- **What needs to be done**: Copy exactly the stretch of lines from the one holding "Extract the structured" through the last line of the data below, inclusive. Leave out pictures.

- **Material supplied**:
--- Start ---

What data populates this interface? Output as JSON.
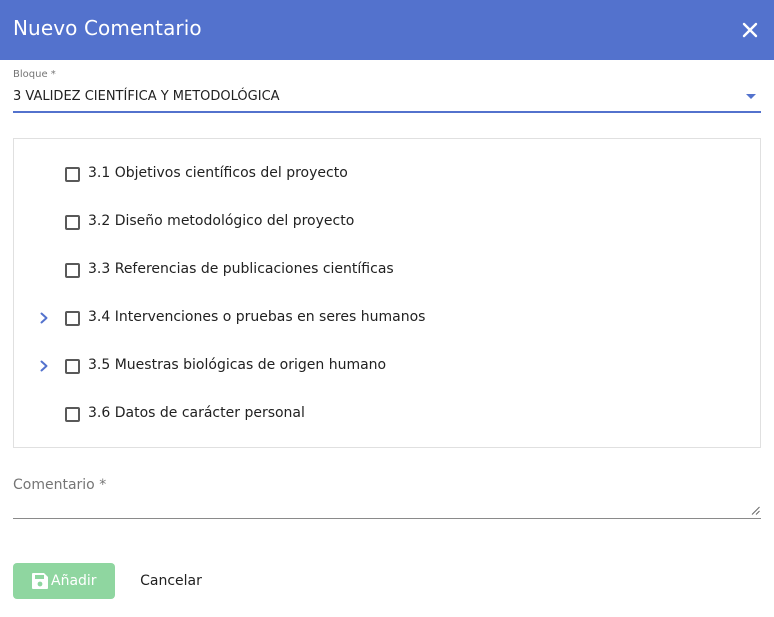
{
  "dialog": {
    "title": "Nuevo Comentario",
    "close_icon": "close-icon"
  },
  "bloque": {
    "label": "Bloque *",
    "value": "3 VALIDEZ CIENTÍFICA Y METODOLÓGICA"
  },
  "tree": {
    "items": [
      {
        "label": "3.1 Objetivos científicos del proyecto",
        "expandable": false,
        "checked": false
      },
      {
        "label": "3.2 Diseño metodológico del proyecto",
        "expandable": false,
        "checked": false
      },
      {
        "label": "3.3 Referencias de publicaciones científicas",
        "expandable": false,
        "checked": false
      },
      {
        "label": "3.4 Intervenciones o pruebas en seres humanos",
        "expandable": true,
        "checked": false
      },
      {
        "label": "3.5 Muestras biológicas de origen humano",
        "expandable": true,
        "checked": false
      },
      {
        "label": "3.6 Datos de carácter personal",
        "expandable": false,
        "checked": false
      }
    ]
  },
  "comentario": {
    "label": "Comentario *",
    "value": ""
  },
  "actions": {
    "add_label": "Añadir",
    "add_icon": "save-icon",
    "cancel_label": "Cancelar"
  },
  "colors": {
    "header": "#5372cd",
    "accent": "#5372cd",
    "add_button_disabled": "#8fd6a0"
  }
}
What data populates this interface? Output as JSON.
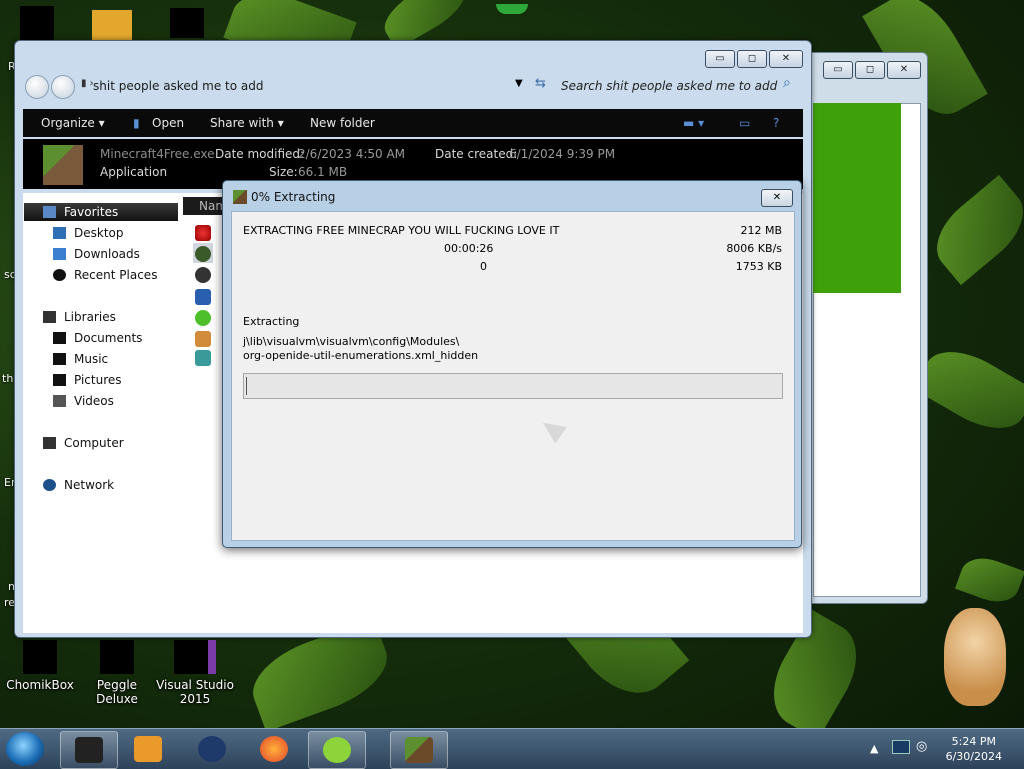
{
  "desktop": {
    "icons": [
      {
        "label": "ChomikBox"
      },
      {
        "label": "Peggle Deluxe"
      },
      {
        "label": "Visual Studio 2015"
      }
    ],
    "edge_fragments": [
      "R",
      "sc",
      "th",
      "Er",
      "n",
      "re"
    ]
  },
  "explorer": {
    "address": "shit people asked me to add",
    "search_placeholder": "Search shit people asked me to add",
    "toolbar": {
      "organize": "Organize",
      "open": "Open",
      "share_with": "Share with",
      "new_folder": "New folder"
    },
    "details": {
      "file_name": "Minecraft4Free.exe",
      "file_type": "Application",
      "date_modified_label": "Date modified:",
      "date_modified": "2/6/2023 4:50 AM",
      "date_created_label": "Date created:",
      "date_created": "6/1/2024 9:39 PM",
      "size_label": "Size:",
      "size": "66.1 MB"
    },
    "column_header_fragment": "Nam",
    "nav": {
      "favorites": "Favorites",
      "desktop": "Desktop",
      "downloads": "Downloads",
      "recent_places": "Recent Places",
      "libraries": "Libraries",
      "documents": "Documents",
      "music": "Music",
      "pictures": "Pictures",
      "videos": "Videos",
      "computer": "Computer",
      "network": "Network"
    }
  },
  "dialog": {
    "title": "0% Extracting",
    "close_label": "✕",
    "message": "EXTRACTING FREE MINECRAP YOU WILL FUCKING LOVE IT",
    "elapsed": "00:00:26",
    "remaining_files": "0",
    "total_size": "212 MB",
    "speed": "8006 KB/s",
    "processed": "1753 KB",
    "status_label": "Extracting",
    "current_path": "j\\lib\\visualvm\\visualvm\\config\\Modules\\",
    "current_file": "org-openide-util-enumerations.xml_hidden",
    "progress_percent": 0
  },
  "window_buttons": {
    "minimize": "▭",
    "maximize": "◻",
    "close": "✕"
  },
  "taskbar": {
    "clock_time": "5:24 PM",
    "clock_date": "6/30/2024"
  },
  "colors": {
    "progress": "#4fbf3a",
    "toolbar": "#0a0a0a",
    "window_frame": "#c9dbec"
  }
}
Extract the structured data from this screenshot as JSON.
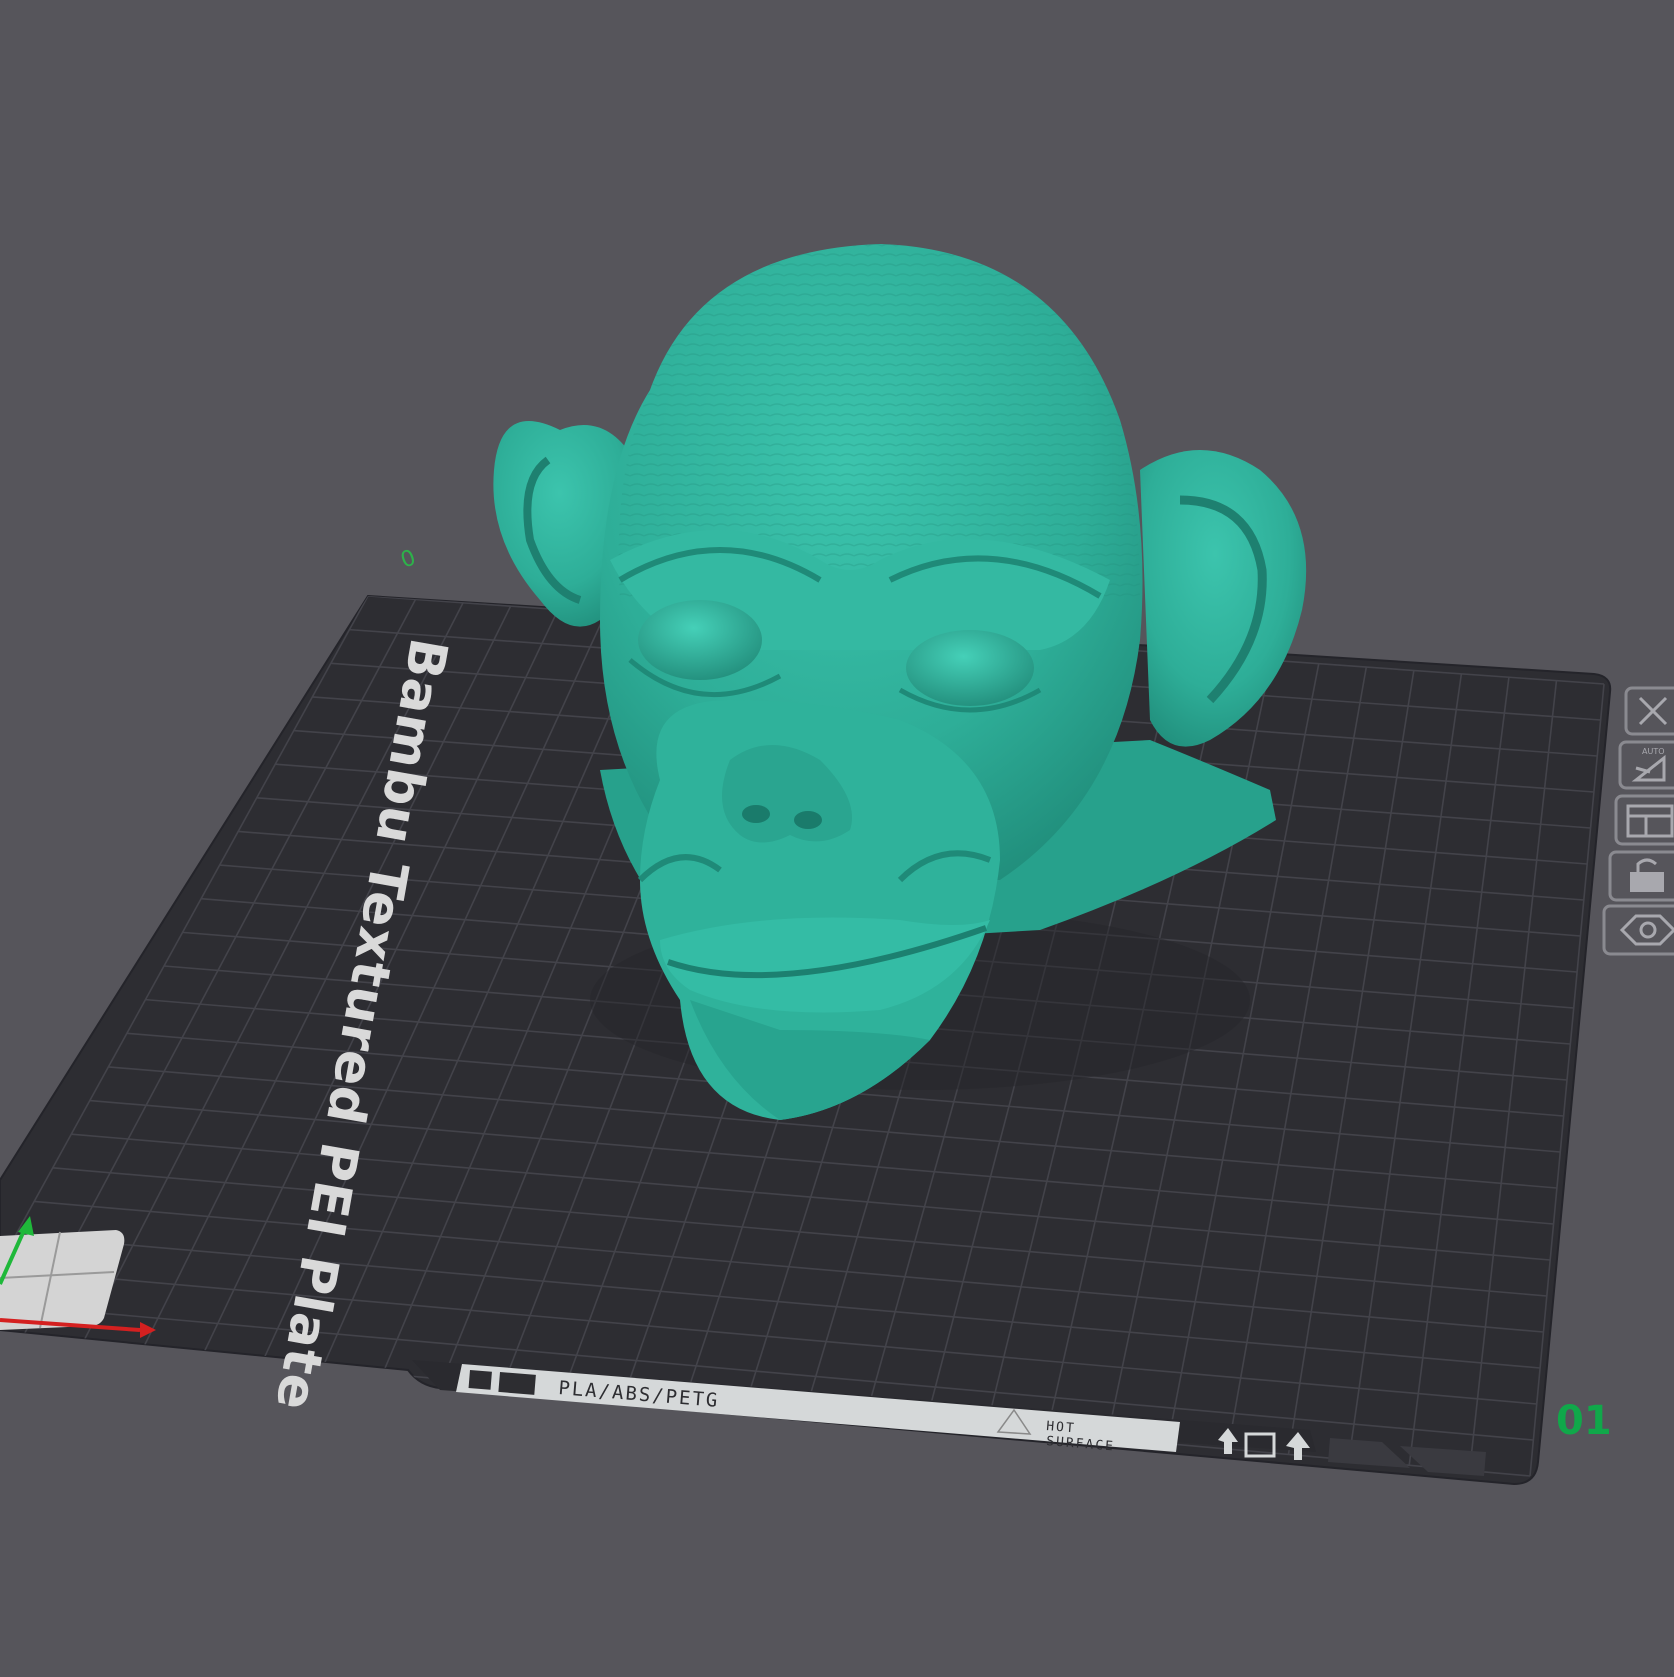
{
  "viewport": {
    "background_color": "#56555b",
    "model_color": "#2eae98"
  },
  "plate": {
    "name": "Bambu Textured PEI Plate",
    "number": "01",
    "origin_label": "0",
    "material_label": "PLA/ABS/PETG",
    "warning_line1": "HOT",
    "warning_line2": "SURFACE",
    "grid_color": "#3a3a40",
    "plate_color": "#2d2d32"
  },
  "plate_toolbar": {
    "items": [
      {
        "icon": "close-icon",
        "label": "Remove plate"
      },
      {
        "icon": "auto-orient-icon",
        "label": "Auto orient",
        "badge": "AUTO"
      },
      {
        "icon": "arrange-icon",
        "label": "Arrange"
      },
      {
        "icon": "lock-icon",
        "label": "Lock plate"
      },
      {
        "icon": "plate-settings-icon",
        "label": "Plate settings"
      }
    ]
  },
  "axes": {
    "x_color": "#d42020",
    "y_color": "#1fb83a"
  }
}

--- End ---

- **Output of the task**:
Extract the structured data from this screenshot as JSON.
{
  "viewport": {
    "background_color": "#56555b",
    "model_color": "#2eae98"
  },
  "plate": {
    "name": "Bambu Textured PEI Plate",
    "number": "01",
    "origin_label": "0",
    "material_label": "PLA/ABS/PETG",
    "warning_line1": "HOT",
    "warning_line2": "SURFACE",
    "grid_color": "#3a3a40",
    "plate_color": "#2d2d32"
  },
  "plate_toolbar": {
    "items": [
      {
        "icon": "close-icon",
        "label": "Remove plate"
      },
      {
        "icon": "auto-orient-icon",
        "label": "Auto orient",
        "badge": "AUTO"
      },
      {
        "icon": "arrange-icon",
        "label": "Arrange"
      },
      {
        "icon": "lock-icon",
        "label": "Lock plate"
      },
      {
        "icon": "plate-settings-icon",
        "label": "Plate settings"
      }
    ]
  },
  "axes": {
    "x_color": "#d42020",
    "y_color": "#1fb83a"
  }
}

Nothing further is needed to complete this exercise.